• _Instructions for the task_: Locate each line with the string "Laporan" in the listing below and copy it.

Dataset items
****************

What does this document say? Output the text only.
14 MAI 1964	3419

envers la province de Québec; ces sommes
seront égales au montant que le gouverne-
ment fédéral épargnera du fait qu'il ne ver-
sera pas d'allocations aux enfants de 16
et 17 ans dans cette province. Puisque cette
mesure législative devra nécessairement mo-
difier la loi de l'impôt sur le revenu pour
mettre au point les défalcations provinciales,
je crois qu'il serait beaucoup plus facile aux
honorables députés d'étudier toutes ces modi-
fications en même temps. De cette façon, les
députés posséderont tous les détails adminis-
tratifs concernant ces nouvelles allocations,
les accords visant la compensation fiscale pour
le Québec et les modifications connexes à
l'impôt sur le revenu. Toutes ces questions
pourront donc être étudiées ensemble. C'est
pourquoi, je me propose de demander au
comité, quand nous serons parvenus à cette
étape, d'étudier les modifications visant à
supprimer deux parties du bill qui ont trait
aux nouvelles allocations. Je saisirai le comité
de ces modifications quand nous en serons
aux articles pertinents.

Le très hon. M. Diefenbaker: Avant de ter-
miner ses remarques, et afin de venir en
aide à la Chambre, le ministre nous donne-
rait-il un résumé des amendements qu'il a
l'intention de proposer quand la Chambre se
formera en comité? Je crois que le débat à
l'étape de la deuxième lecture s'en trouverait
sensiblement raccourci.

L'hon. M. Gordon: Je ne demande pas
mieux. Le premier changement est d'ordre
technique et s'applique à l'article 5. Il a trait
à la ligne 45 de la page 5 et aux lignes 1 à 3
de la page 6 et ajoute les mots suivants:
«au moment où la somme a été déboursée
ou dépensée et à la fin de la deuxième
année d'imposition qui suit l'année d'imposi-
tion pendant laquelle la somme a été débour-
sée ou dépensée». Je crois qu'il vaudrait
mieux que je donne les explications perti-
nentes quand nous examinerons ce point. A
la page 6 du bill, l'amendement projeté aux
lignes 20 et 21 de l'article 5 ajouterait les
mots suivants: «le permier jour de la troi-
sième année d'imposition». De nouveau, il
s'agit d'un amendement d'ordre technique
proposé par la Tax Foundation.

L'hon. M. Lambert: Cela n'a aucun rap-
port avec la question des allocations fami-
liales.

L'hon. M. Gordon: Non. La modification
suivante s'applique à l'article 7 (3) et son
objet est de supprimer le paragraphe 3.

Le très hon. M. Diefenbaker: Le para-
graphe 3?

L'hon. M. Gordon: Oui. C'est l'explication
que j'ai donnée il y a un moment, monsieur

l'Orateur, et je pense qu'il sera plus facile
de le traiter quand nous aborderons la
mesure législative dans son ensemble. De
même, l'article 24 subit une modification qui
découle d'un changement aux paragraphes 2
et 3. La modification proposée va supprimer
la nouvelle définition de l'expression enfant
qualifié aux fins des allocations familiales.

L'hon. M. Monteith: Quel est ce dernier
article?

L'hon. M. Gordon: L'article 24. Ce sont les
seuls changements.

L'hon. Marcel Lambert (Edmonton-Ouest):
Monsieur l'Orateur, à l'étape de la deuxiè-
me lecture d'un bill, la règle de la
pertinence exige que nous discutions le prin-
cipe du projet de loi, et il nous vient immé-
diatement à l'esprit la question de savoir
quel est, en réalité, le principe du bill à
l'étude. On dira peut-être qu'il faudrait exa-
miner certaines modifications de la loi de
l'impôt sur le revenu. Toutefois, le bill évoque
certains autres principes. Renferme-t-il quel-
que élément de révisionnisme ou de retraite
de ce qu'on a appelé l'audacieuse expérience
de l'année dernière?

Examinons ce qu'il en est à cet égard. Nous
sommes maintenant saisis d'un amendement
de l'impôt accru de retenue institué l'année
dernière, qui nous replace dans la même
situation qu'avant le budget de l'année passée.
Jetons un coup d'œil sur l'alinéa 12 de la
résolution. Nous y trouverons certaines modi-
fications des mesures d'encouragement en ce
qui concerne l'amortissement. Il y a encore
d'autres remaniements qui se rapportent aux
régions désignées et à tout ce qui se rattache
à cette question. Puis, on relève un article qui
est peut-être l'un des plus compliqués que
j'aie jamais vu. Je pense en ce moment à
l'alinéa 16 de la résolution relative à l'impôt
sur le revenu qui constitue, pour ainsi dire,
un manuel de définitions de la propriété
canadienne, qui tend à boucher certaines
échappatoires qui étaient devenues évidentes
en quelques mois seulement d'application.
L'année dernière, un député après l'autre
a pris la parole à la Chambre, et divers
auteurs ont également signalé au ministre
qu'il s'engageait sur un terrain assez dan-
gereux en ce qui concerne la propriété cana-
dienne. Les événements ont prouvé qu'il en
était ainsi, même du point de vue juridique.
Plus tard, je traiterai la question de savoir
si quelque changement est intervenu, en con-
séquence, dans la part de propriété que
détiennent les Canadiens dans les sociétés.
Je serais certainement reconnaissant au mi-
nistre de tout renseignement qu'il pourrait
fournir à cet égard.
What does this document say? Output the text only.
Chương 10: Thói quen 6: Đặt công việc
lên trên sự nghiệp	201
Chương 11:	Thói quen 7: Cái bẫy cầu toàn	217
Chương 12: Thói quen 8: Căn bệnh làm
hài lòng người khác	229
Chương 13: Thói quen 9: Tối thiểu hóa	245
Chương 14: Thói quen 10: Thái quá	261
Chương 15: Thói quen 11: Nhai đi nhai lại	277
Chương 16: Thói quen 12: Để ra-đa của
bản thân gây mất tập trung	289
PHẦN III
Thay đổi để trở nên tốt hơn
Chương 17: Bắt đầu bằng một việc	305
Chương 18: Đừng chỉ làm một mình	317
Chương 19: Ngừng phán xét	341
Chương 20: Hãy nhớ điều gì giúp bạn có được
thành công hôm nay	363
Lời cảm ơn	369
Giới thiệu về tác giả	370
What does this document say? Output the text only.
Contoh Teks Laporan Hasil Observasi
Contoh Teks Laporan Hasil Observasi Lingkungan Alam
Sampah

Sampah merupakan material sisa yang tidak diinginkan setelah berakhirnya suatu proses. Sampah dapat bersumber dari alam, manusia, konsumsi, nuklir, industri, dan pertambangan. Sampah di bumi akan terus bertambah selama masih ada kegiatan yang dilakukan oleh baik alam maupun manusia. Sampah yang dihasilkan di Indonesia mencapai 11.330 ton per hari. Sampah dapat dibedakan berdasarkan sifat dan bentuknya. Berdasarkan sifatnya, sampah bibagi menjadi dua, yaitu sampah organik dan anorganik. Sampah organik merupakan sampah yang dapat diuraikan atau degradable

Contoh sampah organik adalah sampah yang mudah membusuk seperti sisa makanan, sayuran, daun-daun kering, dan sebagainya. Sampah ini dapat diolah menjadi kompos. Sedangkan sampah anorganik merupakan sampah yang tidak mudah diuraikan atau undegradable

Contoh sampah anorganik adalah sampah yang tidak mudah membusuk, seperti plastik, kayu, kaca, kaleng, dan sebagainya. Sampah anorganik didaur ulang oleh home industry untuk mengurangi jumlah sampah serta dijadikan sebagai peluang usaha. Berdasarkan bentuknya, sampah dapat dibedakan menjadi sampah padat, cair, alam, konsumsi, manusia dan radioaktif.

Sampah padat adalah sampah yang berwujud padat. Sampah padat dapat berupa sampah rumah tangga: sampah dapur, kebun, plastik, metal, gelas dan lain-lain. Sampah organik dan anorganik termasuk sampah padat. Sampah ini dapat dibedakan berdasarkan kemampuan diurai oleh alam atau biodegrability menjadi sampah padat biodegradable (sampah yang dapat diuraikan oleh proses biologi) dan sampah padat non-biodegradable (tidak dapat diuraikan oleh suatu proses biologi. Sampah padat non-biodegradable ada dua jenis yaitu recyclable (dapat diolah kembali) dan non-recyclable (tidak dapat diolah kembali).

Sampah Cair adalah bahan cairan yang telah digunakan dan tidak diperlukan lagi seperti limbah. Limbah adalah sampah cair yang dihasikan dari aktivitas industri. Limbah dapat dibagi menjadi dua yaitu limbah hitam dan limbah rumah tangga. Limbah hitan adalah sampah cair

****************

• _Result of the task_:
Contoh Teks Laporan Hasil Observasi
Contoh Teks Laporan Hasil Observasi Lingkungan Alam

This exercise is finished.